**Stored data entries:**
= = = = =

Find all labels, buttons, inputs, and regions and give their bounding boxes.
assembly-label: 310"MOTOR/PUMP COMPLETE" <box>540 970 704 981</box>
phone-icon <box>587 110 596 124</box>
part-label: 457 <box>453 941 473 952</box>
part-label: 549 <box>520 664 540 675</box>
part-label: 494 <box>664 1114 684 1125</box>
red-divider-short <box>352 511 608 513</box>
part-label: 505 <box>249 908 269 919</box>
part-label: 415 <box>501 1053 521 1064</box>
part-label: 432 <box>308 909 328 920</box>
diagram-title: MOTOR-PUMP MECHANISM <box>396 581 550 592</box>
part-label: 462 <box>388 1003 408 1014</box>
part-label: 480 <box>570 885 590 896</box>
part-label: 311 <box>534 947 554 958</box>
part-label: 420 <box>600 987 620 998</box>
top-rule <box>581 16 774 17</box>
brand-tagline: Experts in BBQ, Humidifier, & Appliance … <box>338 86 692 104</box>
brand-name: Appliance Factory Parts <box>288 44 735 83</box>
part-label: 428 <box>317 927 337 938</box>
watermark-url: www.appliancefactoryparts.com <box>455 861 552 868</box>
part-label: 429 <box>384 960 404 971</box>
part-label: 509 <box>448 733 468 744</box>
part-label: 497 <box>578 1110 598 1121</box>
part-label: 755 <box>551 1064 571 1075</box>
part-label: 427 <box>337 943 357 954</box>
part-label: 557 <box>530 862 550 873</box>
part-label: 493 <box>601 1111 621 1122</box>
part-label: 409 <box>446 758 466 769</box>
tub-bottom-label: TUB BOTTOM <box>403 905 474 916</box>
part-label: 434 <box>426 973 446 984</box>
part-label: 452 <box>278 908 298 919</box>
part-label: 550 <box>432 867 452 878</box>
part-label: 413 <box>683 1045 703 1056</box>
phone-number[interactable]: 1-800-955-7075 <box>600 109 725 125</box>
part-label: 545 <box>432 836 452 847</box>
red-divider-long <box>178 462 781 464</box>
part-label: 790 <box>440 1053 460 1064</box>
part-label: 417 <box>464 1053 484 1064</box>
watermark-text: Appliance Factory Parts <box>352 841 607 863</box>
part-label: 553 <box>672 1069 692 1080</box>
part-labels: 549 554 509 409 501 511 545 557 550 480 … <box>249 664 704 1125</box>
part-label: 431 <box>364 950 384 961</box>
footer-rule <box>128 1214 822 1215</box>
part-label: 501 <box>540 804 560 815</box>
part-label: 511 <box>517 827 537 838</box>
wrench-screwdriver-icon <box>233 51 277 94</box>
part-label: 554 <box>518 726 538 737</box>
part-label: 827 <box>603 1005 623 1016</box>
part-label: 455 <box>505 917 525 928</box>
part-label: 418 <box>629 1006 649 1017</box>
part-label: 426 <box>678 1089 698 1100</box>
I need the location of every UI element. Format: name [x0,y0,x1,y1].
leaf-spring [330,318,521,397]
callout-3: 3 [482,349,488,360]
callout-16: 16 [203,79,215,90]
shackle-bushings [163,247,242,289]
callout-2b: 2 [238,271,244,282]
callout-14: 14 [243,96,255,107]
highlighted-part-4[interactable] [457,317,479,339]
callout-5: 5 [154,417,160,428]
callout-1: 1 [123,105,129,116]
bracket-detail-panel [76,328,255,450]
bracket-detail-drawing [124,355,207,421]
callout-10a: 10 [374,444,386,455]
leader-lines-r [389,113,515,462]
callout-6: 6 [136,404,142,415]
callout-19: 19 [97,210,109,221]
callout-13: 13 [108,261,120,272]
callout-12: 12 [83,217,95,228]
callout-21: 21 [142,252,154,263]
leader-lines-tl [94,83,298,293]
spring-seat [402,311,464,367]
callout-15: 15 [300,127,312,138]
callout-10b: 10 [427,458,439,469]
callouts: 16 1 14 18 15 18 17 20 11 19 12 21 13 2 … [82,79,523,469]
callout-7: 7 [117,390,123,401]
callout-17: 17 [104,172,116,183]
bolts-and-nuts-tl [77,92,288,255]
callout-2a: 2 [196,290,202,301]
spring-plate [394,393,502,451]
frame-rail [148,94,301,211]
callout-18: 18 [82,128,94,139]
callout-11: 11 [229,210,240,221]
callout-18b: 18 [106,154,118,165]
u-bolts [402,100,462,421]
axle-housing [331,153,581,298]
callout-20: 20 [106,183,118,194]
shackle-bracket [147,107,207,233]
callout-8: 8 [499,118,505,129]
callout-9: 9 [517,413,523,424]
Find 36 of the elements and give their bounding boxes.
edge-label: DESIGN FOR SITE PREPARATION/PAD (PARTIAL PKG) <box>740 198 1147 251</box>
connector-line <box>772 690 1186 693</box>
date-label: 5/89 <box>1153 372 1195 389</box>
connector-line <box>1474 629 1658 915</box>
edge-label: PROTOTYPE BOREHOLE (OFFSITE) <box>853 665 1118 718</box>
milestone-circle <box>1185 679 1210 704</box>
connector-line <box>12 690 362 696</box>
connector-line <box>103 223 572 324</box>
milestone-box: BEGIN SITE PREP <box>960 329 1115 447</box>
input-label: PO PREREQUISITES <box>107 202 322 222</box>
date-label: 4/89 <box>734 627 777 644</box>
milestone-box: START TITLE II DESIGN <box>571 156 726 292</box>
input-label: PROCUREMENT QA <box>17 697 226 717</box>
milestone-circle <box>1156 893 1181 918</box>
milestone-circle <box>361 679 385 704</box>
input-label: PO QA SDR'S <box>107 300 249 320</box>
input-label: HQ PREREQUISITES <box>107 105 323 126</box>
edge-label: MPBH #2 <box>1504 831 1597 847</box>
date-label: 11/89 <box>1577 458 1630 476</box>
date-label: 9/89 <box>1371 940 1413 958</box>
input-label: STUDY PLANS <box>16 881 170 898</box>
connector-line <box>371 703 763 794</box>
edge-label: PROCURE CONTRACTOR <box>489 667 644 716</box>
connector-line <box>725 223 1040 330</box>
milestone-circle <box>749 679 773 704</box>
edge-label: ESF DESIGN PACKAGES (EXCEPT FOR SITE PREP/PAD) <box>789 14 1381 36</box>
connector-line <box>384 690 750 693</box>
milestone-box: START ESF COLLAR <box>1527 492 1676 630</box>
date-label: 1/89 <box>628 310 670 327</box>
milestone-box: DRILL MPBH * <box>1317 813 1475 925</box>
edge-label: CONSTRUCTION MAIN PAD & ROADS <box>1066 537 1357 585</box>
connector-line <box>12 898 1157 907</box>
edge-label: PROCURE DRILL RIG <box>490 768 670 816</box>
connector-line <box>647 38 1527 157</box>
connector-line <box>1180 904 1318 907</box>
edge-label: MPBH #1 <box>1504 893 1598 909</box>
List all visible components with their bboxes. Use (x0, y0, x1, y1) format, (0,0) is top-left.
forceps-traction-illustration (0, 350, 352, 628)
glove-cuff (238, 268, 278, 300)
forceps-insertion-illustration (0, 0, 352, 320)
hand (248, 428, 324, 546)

= = = = =

**Exercise goal:** Rewrite these lines as a Markdown table with two columns, "Row" and "Line": number each line in Row and put its text in Line, skipping any blank lines.

**Answer to this exercise:**
| Row | Line |
|---|---|
| 1 | Find all labels, buttons, inputs, and regions and give their bounding boxes. |
| 2 | assembly-label: 310"MOTOR/PUMP COMPLETE" <box>540 970 704 981</box> |
| 3 | phone-icon <box>587 110 596 124</box> |
| 4 | part-label: 457 <box>453 941 473 952</box> |
| 5 | part-label: 549 <box>520 664 540 675</box> |
| 6 | part-label: 494 <box>664 1114 684 1125</box> |
| 7 | red-divider-short <box>352 511 608 513</box> |
| 8 | part-label: 505 <box>249 908 269 919</box> |
| 9 | part-label: 415 <box>501 1053 521 1064</box> |
| 10 | part-label: 432 <box>308 909 328 920</box> |
| 11 | diagram-title: MOTOR-PUMP MECHANISM <box>396 581 550 592</box> |
| 12 | part-label: 462 <box>388 1003 408 1014</box> |
| 13 | part-label: 480 <box>570 885 590 896</box> |
| 14 | part-label: 311 <box>534 947 554 958</box> |
| 15 | part-label: 420 <box>600 987 620 998</box> |
| 16 | top-rule <box>581 16 774 17</box> |
| 17 | brand-tagline: Experts in BBQ, Humidifier, & Appliance … <box>338 86 692 104</box> |
| 18 | brand-name: Appliance Factory Parts <box>288 44 735 83</box> |
| 19 | part-label: 428 <box>317 927 337 938</box> |
| 20 | watermark-url: www.appliancefactoryparts.com <box>455 861 552 868</box> |
| 21 | part-label: 429 <box>384 960 404 971</box> |
| 22 | part-label: 509 <box>448 733 468 744</box> |
| 23 | part-label: 497 <box>578 1110 598 1121</box> |
| 24 | part-label: 755 <box>551 1064 571 1075</box> |
| 25 | part-label: 427 <box>337 943 357 954</box> |
| 26 | part-label: 557 <box>530 862 550 873</box> |
| 27 | part-label: 493 <box>601 1111 621 1122</box> |
| 28 | part-label: 409 <box>446 758 466 769</box> |
| 29 | tub-bottom-label: TUB BOTTOM <box>403 905 474 916</box> |
| 30 | part-label: 434 <box>426 973 446 984</box> |
| 31 | part-label: 452 <box>278 908 298 919</box> |
| 32 | part-label: 550 <box>432 867 452 878</box> |
| 33 | part-label: 413 <box>683 1045 703 1056</box> |
| 34 | phone-number[interactable]: 1-800-955-7075 <box>600 109 725 125</box> |
| 35 | part-label: 545 <box>432 836 452 847</box> |
| 36 | red-divider-long <box>178 462 781 464</box> |
| 37 | part-label: 790 <box>440 1053 460 1064</box> |
| 38 | part-label: 417 <box>464 1053 484 1064</box> |
| 39 | watermark-text: Appliance Factory Parts <box>352 841 607 863</box> |
| 40 | part-label: 553 <box>672 1069 692 1080</box> |
| 41 | part-labels: 549 554 509 409 501 511 545 557 550 480 … <box>249 664 704 1125</box> |
| 42 | part-label: 431 <box>364 950 384 961</box> |
| 43 | footer-rule <box>128 1214 822 1215</box> |
| 44 | part-label: 501 <box>540 804 560 815</box> |
| 45 | part-label: 511 <box>517 827 537 838</box> |
| 46 | wrench-screwdriver-icon <box>233 51 277 94</box> |
| 47 | part-label: 554 <box>518 726 538 737</box> |
| 48 | part-label: 827 <box>603 1005 623 1016</box> |
| 49 | part-label: 455 <box>505 917 525 928</box> |
| 50 | part-label: 418 <box>629 1006 649 1017</box> |
| 51 | part-label: 426 <box>678 1089 698 1100</box> |
| 52 | I need the location of every UI element. Format: name [x0,y0,x1,y1]. |
| 53 | leaf-spring [330,318,521,397] |
| 54 | callout-3: 3 [482,349,488,360] |
| 55 | callout-16: 16 [203,79,215,90] |
| 56 | shackle-bushings [163,247,242,289] |
| 57 | callout-2b: 2 [238,271,244,282] |
| 58 | callout-14: 14 [243,96,255,107] |
| 59 | highlighted-part-4[interactable] [457,317,479,339] |
| 60 | callout-5: 5 [154,417,160,428] |
| 61 | callout-1: 1 [123,105,129,116] |
| 62 | bracket-detail-panel [76,328,255,450] |
| 63 | bracket-detail-drawing [124,355,207,421] |
| 64 | callout-10a: 10 [374,444,386,455] |
| 65 | leader-lines-r [389,113,515,462] |
| 66 | callout-6: 6 [136,404,142,415] |
| 67 | callout-19: 19 [97,210,109,221] |
| 68 | callout-13: 13 [108,261,120,272] |
| 69 | callout-12: 12 [83,217,95,228] |
| 70 | callout-21: 21 [142,252,154,263] |
| 71 | leader-lines-tl [94,83,298,293] |
| 72 | spring-seat [402,311,464,367] |
| 73 | callout-15: 15 [300,127,312,138] |
| 74 | callout-10b: 10 [427,458,439,469] |
| 75 | callouts: 16 1 14 18 15 18 17 20 11 19 12 21 13 2 … [82,79,523,469] |
| 76 | callout-7: 7 [117,390,123,401] |
| 77 | callout-17: 17 [104,172,116,183] |
| 78 | bolts-and-nuts-tl [77,92,288,255] |
| 79 | callout-2a: 2 [196,290,202,301] |
| 80 | spring-plate [394,393,502,451] |
| 81 | frame-rail [148,94,301,211] |
| 82 | callout-18: 18 [82,128,94,139] |
| 83 | callout-11: 11 [229,210,240,221] |
| 84 | callout-18b: 18 [106,154,118,165] |
| 85 | u-bolts [402,100,462,421] |
| 86 | axle-housing [331,153,581,298] |
| 87 | callout-20: 20 [106,183,118,194] |
| 88 | shackle-bracket [147,107,207,233] |
| 89 | callout-8: 8 [499,118,505,129] |
| 90 | callout-9: 9 [517,413,523,424] |
| 91 | Find 36 of the elements and give their bounding boxes. |
| 92 | edge-label: DESIGN FOR SITE PREPARATION/PAD (PARTIAL PKG) <box>740 198 1147 251</box> |
| 93 | connector-line <box>772 690 1186 693</box> |
| 94 | date-label: 5/89 <box>1153 372 1195 389</box> |
| 95 | connector-line <box>1474 629 1658 915</box> |
| 96 | edge-label: PROTOTYPE BOREHOLE (OFFSITE) <box>853 665 1118 718</box> |
| 97 | milestone-circle <box>1185 679 1210 704</box> |
| 98 | connector-line <box>12 690 362 696</box> |
| 99 | connector-line <box>103 223 572 324</box> |
| 100 | milestone-box: BEGIN SITE PREP <box>960 329 1115 447</box> |
| 101 | input-label: PO PREREQUISITES <box>107 202 322 222</box> |
| 102 | date-label: 4/89 <box>734 627 777 644</box> |
| 103 | milestone-box: START TITLE II DESIGN <box>571 156 726 292</box> |
| 104 | input-label: PROCUREMENT QA <box>17 697 226 717</box> |
| 105 | milestone-circle <box>1156 893 1181 918</box> |
| 106 | milestone-circle <box>361 679 385 704</box> |
| 107 | input-label: PO QA SDR'S <box>107 300 249 320</box> |
| 108 | input-label: HQ PREREQUISITES <box>107 105 323 126</box> |
| 109 | edge-label: MPBH #2 <box>1504 831 1597 847</box> |
| 110 | date-label: 11/89 <box>1577 458 1630 476</box> |
| 111 | date-label: 9/89 <box>1371 940 1413 958</box> |
| 112 | input-label: STUDY PLANS <box>16 881 170 898</box> |
| 113 | connector-line <box>371 703 763 794</box> |
| 114 | edge-label: PROCURE CONTRACTOR <box>489 667 644 716</box> |
| 115 | connector-line <box>725 223 1040 330</box> |
| 116 | milestone-circle <box>749 679 773 704</box> |
| 117 | edge-label: ESF DESIGN PACKAGES (EXCEPT FOR SITE PREP/PAD) <box>789 14 1381 36</box> |
| 118 | connector-line <box>384 690 750 693</box> |
| 119 | milestone-box: START ESF COLLAR <box>1527 492 1676 630</box> |
| 120 | date-label: 1/89 <box>628 310 670 327</box> |
| 121 | milestone-box: DRILL MPBH * <box>1317 813 1475 925</box> |
| 122 | edge-label: CONSTRUCTION MAIN PAD & ROADS <box>1066 537 1357 585</box> |
| 123 | connector-line <box>12 898 1157 907</box> |
| 124 | edge-label: PROCURE DRILL RIG <box>490 768 670 816</box> |
| 125 | connector-line <box>647 38 1527 157</box> |
| 126 | connector-line <box>1180 904 1318 907</box> |
| 127 | edge-label: MPBH #1 <box>1504 893 1598 909</box> |
| 128 | List all visible components with their bboxes. Use (x0, y0, x1, y1) format, (0,0) is top-left. |
| 129 | forceps-traction-illustration (0, 350, 352, 628) |
| 130 | glove-cuff (238, 268, 278, 300) |
| 131 | forceps-insertion-illustration (0, 0, 352, 320) |
| 132 | hand (248, 428, 324, 546) |